_Instruction 1_.
In the records below, reproduce verbatim the lines from the one containing "Patent image size: (503, 949)." to the one containing "The analyzer 50 is at (327, 320).", including both of those lines.
--- START OF Quoted text ---
Foreign currency transactions

Transactions in foreign currencies are 
translated at exchange rates at the date of the 
transactions. 

Monetary assets and liabilities in foreign 
currencies at balance date are translated at the 
rates of exchange ruling at balance date. 

Foreign exchange gains and losses resulting 
from the settlement of such transactions 
are recognised in earnings, except where 
deferred in other comprehensive income as 
qualifying cash flow hedges and qualifying net 
investment hedges. 

Non-monetary assets and liabilities in foreign 
currencies are translated at the exchange rates 
in effect when the amounts of these assets and 
liabilities were determined. 

Financial instruments

Non-derivative financial instruments

Non-derivative financial instruments comprise 
borrowings, trade and other payables, 
cash and cash equivalents, and trade and 
other receivables.

Non-derivative financial instruments are 
recognised initially at fair value. Subsequent 
to initial recognition, non-derivative financial 
instruments are measured at amortised cost 
using the effective interest method, less any 
impairment losses.

Derivative financial instruments

Derivative financial instruments, including 
foreign exchange contracts, interest rate 
swaps, currency swaps, options, forward rate 
agreements and commodity price swaps are 
utilised to reduce exposure to market risks.

Group policy specifically prohibits the use of 
derivative financial instruments for trading or 
speculative purposes. All the group’s derivative 
financial instruments are held to hedge risk on 
underlying assets, liabilities and forecast and 
committed trading transactions.
--- END OF Quoted text ---
--- START OF Material to process ---
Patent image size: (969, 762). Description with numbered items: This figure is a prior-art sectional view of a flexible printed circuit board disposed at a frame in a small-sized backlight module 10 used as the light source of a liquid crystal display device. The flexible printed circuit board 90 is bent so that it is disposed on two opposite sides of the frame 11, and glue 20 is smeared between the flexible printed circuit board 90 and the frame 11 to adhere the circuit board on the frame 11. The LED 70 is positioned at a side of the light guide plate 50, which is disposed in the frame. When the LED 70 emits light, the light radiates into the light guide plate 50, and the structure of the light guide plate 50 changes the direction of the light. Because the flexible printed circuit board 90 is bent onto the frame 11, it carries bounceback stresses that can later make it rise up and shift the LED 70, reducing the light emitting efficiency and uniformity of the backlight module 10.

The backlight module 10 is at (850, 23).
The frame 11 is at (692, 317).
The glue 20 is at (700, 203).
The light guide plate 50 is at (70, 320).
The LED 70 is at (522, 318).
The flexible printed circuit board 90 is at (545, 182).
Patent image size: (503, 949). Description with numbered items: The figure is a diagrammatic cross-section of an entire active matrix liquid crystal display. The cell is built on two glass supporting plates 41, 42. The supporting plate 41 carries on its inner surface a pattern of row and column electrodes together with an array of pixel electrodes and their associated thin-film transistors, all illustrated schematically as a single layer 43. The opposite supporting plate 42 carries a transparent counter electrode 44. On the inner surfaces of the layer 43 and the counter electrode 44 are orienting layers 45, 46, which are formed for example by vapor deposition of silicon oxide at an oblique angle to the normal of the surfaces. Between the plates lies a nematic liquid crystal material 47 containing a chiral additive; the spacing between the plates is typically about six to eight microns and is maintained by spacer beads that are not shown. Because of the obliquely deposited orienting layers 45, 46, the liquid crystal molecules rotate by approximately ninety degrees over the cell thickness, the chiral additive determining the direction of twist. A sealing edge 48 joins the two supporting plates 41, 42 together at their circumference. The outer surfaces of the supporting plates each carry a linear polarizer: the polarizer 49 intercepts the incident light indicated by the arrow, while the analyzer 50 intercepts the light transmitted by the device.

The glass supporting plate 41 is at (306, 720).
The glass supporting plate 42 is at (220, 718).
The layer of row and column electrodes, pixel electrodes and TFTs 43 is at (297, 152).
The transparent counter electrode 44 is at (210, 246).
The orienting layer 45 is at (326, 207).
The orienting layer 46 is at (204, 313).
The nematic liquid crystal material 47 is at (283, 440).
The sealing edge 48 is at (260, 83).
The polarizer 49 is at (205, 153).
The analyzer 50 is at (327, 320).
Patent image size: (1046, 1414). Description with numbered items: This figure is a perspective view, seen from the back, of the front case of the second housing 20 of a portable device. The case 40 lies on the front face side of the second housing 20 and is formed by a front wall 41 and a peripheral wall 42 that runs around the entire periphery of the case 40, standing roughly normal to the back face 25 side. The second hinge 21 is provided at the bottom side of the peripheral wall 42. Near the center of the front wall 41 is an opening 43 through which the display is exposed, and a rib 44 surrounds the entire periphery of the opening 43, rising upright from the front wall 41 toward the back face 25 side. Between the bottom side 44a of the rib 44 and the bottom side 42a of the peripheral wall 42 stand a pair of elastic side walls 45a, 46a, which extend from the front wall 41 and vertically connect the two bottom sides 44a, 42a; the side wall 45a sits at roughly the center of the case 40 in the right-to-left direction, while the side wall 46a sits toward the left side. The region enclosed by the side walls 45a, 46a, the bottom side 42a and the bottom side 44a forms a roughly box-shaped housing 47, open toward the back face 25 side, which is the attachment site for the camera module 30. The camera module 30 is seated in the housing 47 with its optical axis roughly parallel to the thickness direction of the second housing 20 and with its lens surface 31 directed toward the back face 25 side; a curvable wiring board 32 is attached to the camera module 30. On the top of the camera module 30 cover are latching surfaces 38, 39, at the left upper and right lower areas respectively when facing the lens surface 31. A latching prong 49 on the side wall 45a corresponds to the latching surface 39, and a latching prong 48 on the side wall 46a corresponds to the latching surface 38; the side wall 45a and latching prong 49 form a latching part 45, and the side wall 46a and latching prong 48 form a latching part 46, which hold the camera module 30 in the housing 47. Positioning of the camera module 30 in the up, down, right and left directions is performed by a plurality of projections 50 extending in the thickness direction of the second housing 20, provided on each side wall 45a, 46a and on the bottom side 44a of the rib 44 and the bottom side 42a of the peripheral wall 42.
--- END OF Material to process ---
_Instruction 2_.
Quote the accounting policy text above from "Derivative financial instruments, including" to "to market risks.".

_Correct response 1_.
Patent image size: (503, 949). Description with numbered items: The figure is a diagrammatic cross-section of an entire active matrix liquid crystal display. The cell is built on two glass supporting plates 41, 42. The supporting plate 41 carries on its inner surface a pattern of row and column electrodes together with an array of pixel electrodes and their associated thin-film transistors, all illustrated schematically as a single layer 43. The opposite supporting plate 42 carries a transparent counter electrode 44. On the inner surfaces of the layer 43 and the counter electrode 44 are orienting layers 45, 46, which are formed for example by vapor deposition of silicon oxide at an oblique angle to the normal of the surfaces. Between the plates lies a nematic liquid crystal material 47 containing a chiral additive; the spacing between the plates is typically about six to eight microns and is maintained by spacer beads that are not shown. Because of the obliquely deposited orienting layers 45, 46, the liquid crystal molecules rotate by approximately ninety degrees over the cell thickness, the chiral additive determining the direction of twist. A sealing edge 48 joins the two supporting plates 41, 42 together at their circumference. The outer surfaces of the supporting plates each carry a linear polarizer: the polarizer 49 intercepts the incident light indicated by the arrow, while the analyzer 50 intercepts the light transmitted by the device.

The glass supporting plate 41 is at (306, 720).
The glass supporting plate 42 is at (220, 718).
The layer of row and column electrodes, pixel electrodes and TFTs 43 is at (297, 152).
The transparent counter electrode 44 is at (210, 246).
The orienting layer 45 is at (326, 207).
The orienting layer 46 is at (204, 313).
The nematic liquid crystal material 47 is at (283, 440).
The sealing edge 48 is at (260, 83).
The polarizer 49 is at (205, 153).
The analyzer 50 is at (327, 320).

_Correct response 2_.
Derivative financial instruments, including 
foreign exchange contracts, interest rate 
swaps, currency swaps, options, forward rate 
agreements and commodity price swaps are 
utilised to reduce exposure to market risks.